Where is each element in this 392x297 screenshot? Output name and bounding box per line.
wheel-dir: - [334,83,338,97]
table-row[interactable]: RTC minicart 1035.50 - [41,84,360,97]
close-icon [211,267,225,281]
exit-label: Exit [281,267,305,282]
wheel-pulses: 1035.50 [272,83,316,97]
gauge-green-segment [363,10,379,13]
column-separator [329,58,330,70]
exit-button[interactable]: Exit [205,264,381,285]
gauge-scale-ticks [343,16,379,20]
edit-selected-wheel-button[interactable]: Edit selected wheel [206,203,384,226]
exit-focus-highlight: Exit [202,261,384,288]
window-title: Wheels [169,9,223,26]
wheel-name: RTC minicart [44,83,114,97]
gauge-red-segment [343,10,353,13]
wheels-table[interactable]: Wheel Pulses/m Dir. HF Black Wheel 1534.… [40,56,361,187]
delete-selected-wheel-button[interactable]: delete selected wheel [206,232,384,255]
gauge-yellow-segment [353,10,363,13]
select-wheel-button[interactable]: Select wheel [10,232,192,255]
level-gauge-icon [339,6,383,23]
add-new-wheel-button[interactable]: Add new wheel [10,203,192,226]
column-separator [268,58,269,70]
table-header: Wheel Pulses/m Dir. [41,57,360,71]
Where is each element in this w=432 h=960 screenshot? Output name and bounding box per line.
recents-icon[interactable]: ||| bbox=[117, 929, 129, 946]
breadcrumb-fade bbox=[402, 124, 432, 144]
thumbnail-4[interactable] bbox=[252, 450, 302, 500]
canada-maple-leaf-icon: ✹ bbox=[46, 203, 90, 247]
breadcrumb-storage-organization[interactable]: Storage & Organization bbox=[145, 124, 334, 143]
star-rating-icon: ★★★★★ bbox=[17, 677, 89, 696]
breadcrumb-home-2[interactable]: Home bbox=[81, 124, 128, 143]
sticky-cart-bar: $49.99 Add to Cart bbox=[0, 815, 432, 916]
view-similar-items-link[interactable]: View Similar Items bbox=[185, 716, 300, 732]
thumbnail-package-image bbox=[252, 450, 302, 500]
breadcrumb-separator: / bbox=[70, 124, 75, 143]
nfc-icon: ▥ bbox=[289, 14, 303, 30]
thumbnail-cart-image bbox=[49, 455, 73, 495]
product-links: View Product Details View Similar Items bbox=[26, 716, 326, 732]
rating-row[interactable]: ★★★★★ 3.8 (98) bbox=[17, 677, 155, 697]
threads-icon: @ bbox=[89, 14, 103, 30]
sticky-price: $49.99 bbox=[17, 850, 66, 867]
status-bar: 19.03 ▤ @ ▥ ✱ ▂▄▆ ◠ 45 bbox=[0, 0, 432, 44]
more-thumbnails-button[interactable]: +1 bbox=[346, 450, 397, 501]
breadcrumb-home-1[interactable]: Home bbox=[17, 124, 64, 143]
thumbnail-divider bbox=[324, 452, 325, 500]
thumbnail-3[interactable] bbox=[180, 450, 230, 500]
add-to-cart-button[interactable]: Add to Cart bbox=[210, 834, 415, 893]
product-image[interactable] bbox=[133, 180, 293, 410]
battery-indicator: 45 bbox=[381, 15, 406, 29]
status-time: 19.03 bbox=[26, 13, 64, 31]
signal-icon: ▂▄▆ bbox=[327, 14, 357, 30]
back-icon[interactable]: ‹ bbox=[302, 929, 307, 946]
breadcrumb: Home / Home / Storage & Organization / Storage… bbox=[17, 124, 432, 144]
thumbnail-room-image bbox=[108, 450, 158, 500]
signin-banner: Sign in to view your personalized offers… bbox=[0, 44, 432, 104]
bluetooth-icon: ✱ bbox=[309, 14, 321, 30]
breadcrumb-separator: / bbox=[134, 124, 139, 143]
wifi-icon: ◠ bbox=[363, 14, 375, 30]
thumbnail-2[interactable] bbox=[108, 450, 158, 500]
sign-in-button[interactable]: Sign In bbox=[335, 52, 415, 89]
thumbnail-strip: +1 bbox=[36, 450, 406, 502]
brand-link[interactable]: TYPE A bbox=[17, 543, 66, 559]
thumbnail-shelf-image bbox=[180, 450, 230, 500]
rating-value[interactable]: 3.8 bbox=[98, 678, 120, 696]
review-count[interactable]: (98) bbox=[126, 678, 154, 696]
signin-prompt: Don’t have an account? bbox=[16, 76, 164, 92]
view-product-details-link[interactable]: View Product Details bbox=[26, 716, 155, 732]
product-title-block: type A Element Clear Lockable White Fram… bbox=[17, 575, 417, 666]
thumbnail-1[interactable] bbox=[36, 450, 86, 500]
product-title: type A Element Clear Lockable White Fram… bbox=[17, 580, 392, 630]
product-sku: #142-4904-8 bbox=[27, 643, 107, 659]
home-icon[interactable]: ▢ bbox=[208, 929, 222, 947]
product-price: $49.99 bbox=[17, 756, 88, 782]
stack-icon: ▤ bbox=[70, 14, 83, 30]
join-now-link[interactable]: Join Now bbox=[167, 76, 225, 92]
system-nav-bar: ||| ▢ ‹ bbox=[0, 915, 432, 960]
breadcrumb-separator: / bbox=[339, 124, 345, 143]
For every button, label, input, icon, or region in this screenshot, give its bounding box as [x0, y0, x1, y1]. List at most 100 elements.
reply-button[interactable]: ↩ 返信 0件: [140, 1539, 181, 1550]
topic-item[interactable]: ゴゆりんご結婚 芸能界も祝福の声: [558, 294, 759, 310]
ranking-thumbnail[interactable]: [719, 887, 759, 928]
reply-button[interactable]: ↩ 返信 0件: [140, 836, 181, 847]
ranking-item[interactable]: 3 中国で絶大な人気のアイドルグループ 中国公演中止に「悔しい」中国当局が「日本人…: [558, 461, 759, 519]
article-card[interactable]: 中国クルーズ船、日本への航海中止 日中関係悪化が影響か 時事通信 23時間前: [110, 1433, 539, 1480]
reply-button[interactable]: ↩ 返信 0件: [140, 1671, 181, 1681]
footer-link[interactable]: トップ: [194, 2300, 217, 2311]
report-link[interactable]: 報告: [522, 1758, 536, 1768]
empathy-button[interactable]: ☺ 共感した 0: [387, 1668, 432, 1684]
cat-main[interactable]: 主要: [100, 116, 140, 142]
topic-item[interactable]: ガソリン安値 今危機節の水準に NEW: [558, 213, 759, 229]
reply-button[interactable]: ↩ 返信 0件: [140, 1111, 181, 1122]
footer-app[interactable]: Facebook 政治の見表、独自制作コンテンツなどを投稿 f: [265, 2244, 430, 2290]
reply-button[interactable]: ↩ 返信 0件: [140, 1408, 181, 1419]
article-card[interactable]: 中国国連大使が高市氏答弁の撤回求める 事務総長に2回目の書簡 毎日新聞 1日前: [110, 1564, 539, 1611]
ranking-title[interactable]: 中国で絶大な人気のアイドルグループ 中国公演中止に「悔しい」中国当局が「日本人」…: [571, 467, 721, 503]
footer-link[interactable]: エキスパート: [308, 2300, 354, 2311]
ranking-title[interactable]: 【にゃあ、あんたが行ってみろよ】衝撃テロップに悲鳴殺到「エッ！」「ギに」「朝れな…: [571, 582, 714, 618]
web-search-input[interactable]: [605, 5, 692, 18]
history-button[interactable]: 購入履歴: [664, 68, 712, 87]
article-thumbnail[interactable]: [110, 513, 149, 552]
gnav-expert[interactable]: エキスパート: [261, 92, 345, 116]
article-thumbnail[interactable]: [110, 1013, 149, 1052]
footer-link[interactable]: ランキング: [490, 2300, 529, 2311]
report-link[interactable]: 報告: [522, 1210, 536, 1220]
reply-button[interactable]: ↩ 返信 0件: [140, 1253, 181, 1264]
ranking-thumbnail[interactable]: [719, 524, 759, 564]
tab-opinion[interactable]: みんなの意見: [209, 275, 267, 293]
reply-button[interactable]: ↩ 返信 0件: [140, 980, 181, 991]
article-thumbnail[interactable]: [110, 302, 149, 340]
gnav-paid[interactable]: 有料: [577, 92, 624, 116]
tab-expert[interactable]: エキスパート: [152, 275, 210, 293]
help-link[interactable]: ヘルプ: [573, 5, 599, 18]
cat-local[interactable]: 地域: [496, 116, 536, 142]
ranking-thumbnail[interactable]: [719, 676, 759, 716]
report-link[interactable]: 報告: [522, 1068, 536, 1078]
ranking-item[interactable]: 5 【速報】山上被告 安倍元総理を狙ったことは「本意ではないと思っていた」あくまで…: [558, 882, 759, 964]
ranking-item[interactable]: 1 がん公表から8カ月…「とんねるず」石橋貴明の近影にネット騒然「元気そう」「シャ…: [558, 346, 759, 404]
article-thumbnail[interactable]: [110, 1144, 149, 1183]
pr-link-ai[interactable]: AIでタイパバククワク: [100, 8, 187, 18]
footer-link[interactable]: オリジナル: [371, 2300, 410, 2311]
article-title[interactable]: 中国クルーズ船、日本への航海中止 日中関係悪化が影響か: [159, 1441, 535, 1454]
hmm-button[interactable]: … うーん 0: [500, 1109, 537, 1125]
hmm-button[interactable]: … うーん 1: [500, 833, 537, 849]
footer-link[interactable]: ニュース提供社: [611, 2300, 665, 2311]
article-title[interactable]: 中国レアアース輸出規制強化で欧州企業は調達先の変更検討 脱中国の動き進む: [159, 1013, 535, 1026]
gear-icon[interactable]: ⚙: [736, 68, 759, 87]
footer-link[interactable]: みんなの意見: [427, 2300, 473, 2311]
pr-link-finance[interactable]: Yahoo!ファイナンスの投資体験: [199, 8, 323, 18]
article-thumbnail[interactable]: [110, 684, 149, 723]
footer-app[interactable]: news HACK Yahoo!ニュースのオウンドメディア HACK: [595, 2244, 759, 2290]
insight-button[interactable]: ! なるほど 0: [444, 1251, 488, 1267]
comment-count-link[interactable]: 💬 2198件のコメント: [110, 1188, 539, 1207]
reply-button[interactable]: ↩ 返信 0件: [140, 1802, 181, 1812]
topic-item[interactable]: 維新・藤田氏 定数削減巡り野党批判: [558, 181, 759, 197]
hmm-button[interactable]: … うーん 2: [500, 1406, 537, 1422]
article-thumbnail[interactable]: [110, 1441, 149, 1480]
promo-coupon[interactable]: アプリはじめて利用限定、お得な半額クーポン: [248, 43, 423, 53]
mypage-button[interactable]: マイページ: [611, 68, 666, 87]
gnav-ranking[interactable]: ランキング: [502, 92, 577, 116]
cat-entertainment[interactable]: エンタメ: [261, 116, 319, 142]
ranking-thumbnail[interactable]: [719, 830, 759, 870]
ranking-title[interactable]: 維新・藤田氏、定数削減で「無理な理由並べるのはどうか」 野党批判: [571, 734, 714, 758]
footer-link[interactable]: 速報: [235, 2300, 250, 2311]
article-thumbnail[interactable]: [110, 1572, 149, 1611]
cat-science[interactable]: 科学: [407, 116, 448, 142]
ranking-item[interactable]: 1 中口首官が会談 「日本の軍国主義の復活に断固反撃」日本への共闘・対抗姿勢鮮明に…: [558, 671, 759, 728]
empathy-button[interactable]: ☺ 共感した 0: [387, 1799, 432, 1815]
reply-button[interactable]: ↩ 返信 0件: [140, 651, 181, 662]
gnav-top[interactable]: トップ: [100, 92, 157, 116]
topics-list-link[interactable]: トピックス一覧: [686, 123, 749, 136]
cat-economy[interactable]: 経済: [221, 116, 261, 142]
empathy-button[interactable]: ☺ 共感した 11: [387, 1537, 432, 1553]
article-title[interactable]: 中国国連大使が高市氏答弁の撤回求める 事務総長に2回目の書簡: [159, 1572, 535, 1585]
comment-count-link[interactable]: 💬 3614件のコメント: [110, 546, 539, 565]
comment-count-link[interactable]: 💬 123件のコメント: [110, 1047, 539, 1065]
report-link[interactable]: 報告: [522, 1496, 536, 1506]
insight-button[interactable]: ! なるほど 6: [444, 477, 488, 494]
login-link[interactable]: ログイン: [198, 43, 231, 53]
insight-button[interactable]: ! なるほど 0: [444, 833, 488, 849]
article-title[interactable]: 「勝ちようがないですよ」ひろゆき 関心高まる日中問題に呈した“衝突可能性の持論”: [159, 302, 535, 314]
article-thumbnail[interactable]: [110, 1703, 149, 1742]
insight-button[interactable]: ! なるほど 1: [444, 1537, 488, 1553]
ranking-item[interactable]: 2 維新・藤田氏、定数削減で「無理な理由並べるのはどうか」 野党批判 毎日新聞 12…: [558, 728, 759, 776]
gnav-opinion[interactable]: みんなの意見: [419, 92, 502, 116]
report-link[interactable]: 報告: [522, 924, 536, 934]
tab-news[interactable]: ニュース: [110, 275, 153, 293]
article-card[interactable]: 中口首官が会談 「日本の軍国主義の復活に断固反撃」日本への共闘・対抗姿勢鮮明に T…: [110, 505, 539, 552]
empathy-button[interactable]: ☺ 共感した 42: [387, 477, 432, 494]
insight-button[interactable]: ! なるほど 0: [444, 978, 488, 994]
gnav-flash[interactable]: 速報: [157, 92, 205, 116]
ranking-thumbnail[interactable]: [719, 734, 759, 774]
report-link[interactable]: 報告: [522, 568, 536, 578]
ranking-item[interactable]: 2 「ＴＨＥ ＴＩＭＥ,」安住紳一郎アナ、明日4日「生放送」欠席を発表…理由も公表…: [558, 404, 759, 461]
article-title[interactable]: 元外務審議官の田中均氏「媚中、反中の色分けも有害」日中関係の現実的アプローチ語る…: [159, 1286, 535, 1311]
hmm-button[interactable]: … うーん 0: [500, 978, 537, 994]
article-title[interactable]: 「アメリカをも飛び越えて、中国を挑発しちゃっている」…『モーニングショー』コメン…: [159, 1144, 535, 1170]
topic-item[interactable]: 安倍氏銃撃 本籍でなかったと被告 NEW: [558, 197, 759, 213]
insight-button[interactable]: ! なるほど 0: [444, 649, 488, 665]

^^^^^^^^^^^^^^^^

◆ **Stated exercise**:
Could you reproduce the listing word for word, from its very first line through the line that contains "recents-icon[interactable]: ||| bbox=[117, 929, 129, 946]", including both of those lines?

◆ **Full output**:
Where is each element in this 392x297 screenshot? Output name and bounding box per line.
wheel-dir: - [334,83,338,97]
table-row[interactable]: RTC minicart 1035.50 - [41,84,360,97]
close-icon [211,267,225,281]
exit-label: Exit [281,267,305,282]
wheel-pulses: 1035.50 [272,83,316,97]
gauge-green-segment [363,10,379,13]
column-separator [329,58,330,70]
exit-button[interactable]: Exit [205,264,381,285]
gauge-scale-ticks [343,16,379,20]
edit-selected-wheel-button[interactable]: Edit selected wheel [206,203,384,226]
exit-focus-highlight: Exit [202,261,384,288]
window-title: Wheels [169,9,223,26]
wheel-name: RTC minicart [44,83,114,97]
gauge-red-segment [343,10,353,13]
wheels-table[interactable]: Wheel Pulses/m Dir. HF Black Wheel 1534.… [40,56,361,187]
delete-selected-wheel-button[interactable]: delete selected wheel [206,232,384,255]
gauge-yellow-segment [353,10,363,13]
select-wheel-button[interactable]: Select wheel [10,232,192,255]
level-gauge-icon [339,6,383,23]
add-new-wheel-button[interactable]: Add new wheel [10,203,192,226]
column-separator [268,58,269,70]
table-header: Wheel Pulses/m Dir. [41,57,360,71]
Where is each element in this w=432 h=960 screenshot? Output name and bounding box per line.
recents-icon[interactable]: ||| bbox=[117, 929, 129, 946]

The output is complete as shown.